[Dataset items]
'''

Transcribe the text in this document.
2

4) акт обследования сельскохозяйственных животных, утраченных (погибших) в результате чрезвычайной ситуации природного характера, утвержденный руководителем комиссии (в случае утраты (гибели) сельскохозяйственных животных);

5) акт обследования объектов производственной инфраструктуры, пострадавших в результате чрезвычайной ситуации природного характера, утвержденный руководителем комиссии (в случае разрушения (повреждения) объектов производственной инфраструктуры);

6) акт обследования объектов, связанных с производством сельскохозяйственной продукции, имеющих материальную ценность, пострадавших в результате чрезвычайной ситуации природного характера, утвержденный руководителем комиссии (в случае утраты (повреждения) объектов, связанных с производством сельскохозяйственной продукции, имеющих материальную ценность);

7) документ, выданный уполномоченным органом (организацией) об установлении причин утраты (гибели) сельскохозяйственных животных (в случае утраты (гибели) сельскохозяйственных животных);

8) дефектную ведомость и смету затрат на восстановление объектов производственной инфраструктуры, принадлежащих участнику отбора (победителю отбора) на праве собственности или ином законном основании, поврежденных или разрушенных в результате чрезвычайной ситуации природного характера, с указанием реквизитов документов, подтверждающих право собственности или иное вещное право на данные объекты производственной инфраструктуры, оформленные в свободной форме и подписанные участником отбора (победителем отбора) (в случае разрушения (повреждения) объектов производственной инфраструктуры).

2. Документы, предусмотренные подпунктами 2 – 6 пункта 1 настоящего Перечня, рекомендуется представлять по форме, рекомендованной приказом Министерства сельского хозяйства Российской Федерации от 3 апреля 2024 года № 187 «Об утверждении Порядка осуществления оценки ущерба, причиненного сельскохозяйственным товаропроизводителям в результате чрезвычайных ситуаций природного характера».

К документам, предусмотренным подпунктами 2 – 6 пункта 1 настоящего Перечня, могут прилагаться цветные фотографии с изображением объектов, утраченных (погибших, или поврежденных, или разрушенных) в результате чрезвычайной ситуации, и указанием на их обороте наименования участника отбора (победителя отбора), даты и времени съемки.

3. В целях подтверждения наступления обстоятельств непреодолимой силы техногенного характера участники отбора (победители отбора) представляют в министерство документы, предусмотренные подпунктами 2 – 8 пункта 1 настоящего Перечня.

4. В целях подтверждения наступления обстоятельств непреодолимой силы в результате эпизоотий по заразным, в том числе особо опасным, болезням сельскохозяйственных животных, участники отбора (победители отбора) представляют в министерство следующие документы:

'''

TO DO. Using the data above, return each line exactly as written.

EXERCISE RESULT.
Transcribe the text in this document.
2

4) акт обследования сельскохозяйственных животных, утраченных (погибших) в результате чрезвычайной ситуации природного характера, утвержденный руководителем комиссии (в случае утраты (гибели) сельскохозяйственных животных);

5) акт обследования объектов производственной инфраструктуры, пострадавших в результате чрезвычайной ситуации природного характера, утвержденный руководителем комиссии (в случае разрушения (повреждения) объектов производственной инфраструктуры);

6) акт обследования объектов, связанных с производством сельскохозяйственной продукции, имеющих материальную ценность, пострадавших в результате чрезвычайной ситуации природного характера, утвержденный руководителем комиссии (в случае утраты (повреждения) объектов, связанных с производством сельскохозяйственной продукции, имеющих материальную ценность);

7) документ, выданный уполномоченным органом (организацией) об установлении причин утраты (гибели) сельскохозяйственных животных (в случае утраты (гибели) сельскохозяйственных животных);

8) дефектную ведомость и смету затрат на восстановление объектов производственной инфраструктуры, принадлежащих участнику отбора (победителю отбора) на праве собственности или ином законном основании, поврежденных или разрушенных в результате чрезвычайной ситуации природного характера, с указанием реквизитов документов, подтверждающих право собственности или иное вещное право на данные объекты производственной инфраструктуры, оформленные в свободной форме и подписанные участником отбора (победителем отбора) (в случае разрушения (повреждения) объектов производственной инфраструктуры).

2. Документы, предусмотренные подпунктами 2 – 6 пункта 1 настоящего Перечня, рекомендуется представлять по форме, рекомендованной приказом Министерства сельского хозяйства Российской Федерации от 3 апреля 2024 года № 187 «Об утверждении Порядка осуществления оценки ущерба, причиненного сельскохозяйственным товаропроизводителям в результате чрезвычайных ситуаций природного характера».

К документам, предусмотренным подпунктами 2 – 6 пункта 1 настоящего Перечня, могут прилагаться цветные фотографии с изображением объектов, утраченных (погибших, или поврежденных, или разрушенных) в результате чрезвычайной ситуации, и указанием на их обороте наименования участника отбора (победителя отбора), даты и времени съемки.

3. В целях подтверждения наступления обстоятельств непреодолимой силы техногенного характера участники отбора (победители отбора) представляют в министерство документы, предусмотренные подпунктами 2 – 8 пункта 1 настоящего Перечня.

4. В целях подтверждения наступления обстоятельств непреодолимой силы в результате эпизоотий по заразным, в том числе особо опасным, болезням сельскохозяйственных животных, участники отбора (победители отбора) представляют в министерство следующие документы:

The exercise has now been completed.